_Excerpt to read_.
## begin

U.S. can't talk to Iran's Al Qaeda detainees
Washington suspects top level terrorists held by Tehran


ALI AKBAR DAREINI ASSOCIATED PRESS

TEHRAN - Iran said today it won't allow the United States to interrogate senior Al Qaeda operatives in Iranian custody.
"No," was Iranian President Mohammad Khatami's brief reply when asked if Iran would allow U.S. investigators access.

Earlier this week an official at Saudi Arabia's Embassy, speaking on condition of anonymity, said 10 to 15 Al Qaeda suspects had been detained in Iran, among them Saad bin Laden, son of accused terrorist mastermind Osama bin Laden.

Today, Adel al-Jubeir, a Saudi foreign policy adviser, told CNN he also had information Saad bin Laden was in Iran.

"We suspect that he may now be Iran but we are not sure. There is intelligence that he may be there."

"We have asked the Iranians about him as well as other Al Qaeda members who may be in Iran and we have indication from the Iranians that they will extradite any Saudi member of Al Qaeda to Saudi Arabia to face justice," he said.

## end

_What you will do_.
(1) Answer from the news report on Iran's Al Qaeda detainees:
(a) What was Mohammad Khatami's reply when asked whether Iran would let U.S. investigators have access?
(b) How many Al Qaeda suspects did the official at Saudi Arabia's Embassy say were detained in Iran?
(c) Which news outlet did Adel al-Jubeir speak to?
(2) Reproduce the part of the news report on Iran's Al Qaeda detainees that begins at the words "U.S. can't talk" and stops after "was in Iran.".
(3) Pick up the news report on Iran's Al Qaeda detainees after its last sentence and write what comes next.
The records that come next are separate material with no connection to the news report.

(Labeled region entries)

## begin

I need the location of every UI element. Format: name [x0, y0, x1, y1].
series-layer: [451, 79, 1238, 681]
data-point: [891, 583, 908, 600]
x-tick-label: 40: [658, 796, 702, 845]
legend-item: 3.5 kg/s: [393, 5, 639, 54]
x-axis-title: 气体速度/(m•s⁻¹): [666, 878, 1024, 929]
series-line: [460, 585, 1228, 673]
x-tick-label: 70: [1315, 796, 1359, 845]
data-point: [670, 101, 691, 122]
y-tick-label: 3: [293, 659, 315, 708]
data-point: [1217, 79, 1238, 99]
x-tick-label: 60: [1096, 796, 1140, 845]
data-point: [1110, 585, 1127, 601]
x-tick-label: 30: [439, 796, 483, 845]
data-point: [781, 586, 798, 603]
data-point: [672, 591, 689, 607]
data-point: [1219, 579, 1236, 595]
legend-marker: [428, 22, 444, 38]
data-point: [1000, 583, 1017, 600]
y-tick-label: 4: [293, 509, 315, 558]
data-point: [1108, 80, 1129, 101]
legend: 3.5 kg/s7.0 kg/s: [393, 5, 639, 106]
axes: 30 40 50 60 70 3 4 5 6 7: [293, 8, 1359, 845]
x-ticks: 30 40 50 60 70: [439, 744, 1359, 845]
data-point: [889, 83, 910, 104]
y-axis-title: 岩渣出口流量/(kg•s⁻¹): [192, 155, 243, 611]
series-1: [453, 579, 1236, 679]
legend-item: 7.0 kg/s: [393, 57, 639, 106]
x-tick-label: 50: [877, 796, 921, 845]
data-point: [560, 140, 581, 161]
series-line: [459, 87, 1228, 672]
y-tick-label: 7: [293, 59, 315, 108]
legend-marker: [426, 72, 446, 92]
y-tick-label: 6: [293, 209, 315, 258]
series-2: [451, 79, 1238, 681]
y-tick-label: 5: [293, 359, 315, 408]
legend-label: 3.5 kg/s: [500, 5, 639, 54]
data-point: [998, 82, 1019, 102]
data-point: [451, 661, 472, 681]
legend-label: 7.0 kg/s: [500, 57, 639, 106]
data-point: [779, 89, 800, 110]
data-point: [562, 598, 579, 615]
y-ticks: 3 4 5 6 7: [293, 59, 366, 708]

## end

_Answer set_.
(1)
(a) "No."
(b) 10 to 15.
(c) CNN.

(2)
U.S. can't talk to Iran's Al Qaeda detainees
Washington suspects top level terrorists held by Tehran


ALI AKBAR DAREINI ASSOCIATED PRESS

TEHRAN - Iran said today it won't allow the United States to interrogate senior Al Qaeda operatives in Iranian custody.
"No," was Iranian President Mohammad Khatami's brief reply when asked if Iran would allow U.S. investigators access.

Earlier this week an official at Saudi Arabia's Embassy, speaking on condition of anonymity, said 10 to 15 Al Qaeda suspects had been detained in Iran, among them Saad bin Laden, son of accused terrorist mastermind Osama bin Laden.

Today, Adel al-Jubeir, a Saudi foreign policy adviser, told CNN he also had information Saad bin Laden was in Iran.

(3)
A day earlier while visiting Australia, U.S. deputy secretary of state Richard Armitage said the United States wants to talk with Al Qaeda suspects in Iran.

"We know that Iran, to her own admission, is holding a certain number of Al Qaeda," Armitage said.

"Some of them we believe to be quite high level. We'd like to get access to them and interrogate them to try to head off whatever plans they've already got in the works."

Khatami said Iran is ready to hand over Saudi Al Qaeda detainees to Saudi Arabia, which is investigating bombings May 12 in its capital Riyadh.

"If their nationality is Saudi, we have no problem handing them over. We have no problem cooperating with Saudi Arabia," Khatami said after a cabinet meeting.

On Monday, Iran's Foreign Ministry spokesperson Hamid Reza Asefi said Iran would try Al Qaeda operatives in Iranian custody whose nationalities are not clear and if no country takes them.

Asefi also said Iran will also try those Al Qaeda figures who have committed crimes in Iran. He gave no further details.

Last week, Iran's government spokesperson Abdollah Ramezanzadeh said Iran won't hand over senior Al Qaeda captives to the United States because Iran has no extradition treaty with Washington.

Intelligence Minister Yunesi confirmed for the first time last month that Iran is holding "a large number of small and big-time elements of Al Qaeda." Iran has not identified any of the detainees, citing security reasons.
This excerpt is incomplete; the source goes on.